• **The request**: Determine the number of lines in the listing below where the string "circle" occurs; answer with the number alone.
··· Stored data ···
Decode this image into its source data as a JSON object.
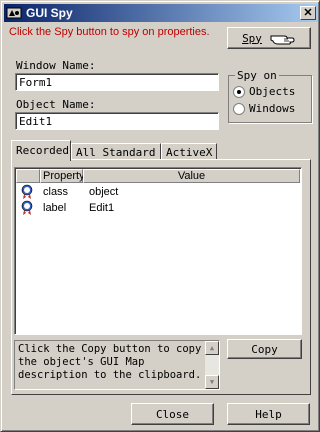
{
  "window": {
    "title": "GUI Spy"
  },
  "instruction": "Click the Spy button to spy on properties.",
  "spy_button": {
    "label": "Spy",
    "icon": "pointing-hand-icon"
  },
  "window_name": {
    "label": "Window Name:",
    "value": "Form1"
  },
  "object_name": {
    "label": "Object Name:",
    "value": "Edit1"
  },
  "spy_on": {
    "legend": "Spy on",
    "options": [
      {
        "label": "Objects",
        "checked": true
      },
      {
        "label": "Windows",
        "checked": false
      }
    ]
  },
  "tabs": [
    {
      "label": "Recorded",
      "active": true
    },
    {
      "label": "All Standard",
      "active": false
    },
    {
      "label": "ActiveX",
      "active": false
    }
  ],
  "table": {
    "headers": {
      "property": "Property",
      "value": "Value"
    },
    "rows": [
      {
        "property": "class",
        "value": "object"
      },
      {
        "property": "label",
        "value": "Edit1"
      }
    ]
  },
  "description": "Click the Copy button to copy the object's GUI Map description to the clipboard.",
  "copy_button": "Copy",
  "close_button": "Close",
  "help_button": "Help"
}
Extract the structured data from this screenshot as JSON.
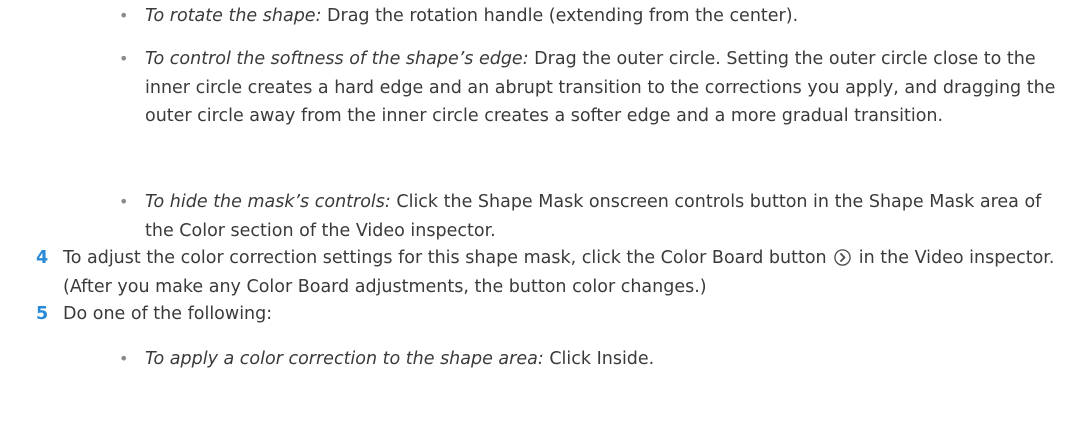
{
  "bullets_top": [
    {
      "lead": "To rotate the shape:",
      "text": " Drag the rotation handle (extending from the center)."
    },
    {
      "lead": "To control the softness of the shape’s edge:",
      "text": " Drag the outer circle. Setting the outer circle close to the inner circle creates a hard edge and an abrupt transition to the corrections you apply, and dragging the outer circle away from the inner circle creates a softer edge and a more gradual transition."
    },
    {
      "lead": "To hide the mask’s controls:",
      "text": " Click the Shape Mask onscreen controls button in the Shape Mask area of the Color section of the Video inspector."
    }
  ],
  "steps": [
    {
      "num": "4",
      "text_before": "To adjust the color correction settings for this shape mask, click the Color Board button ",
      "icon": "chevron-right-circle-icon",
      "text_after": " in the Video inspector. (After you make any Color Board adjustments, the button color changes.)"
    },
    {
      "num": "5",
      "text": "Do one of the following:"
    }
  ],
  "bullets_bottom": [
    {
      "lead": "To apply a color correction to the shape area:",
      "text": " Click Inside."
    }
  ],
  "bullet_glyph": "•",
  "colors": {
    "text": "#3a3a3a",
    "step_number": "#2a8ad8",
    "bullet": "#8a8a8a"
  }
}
···
• **Answer to the task**: 2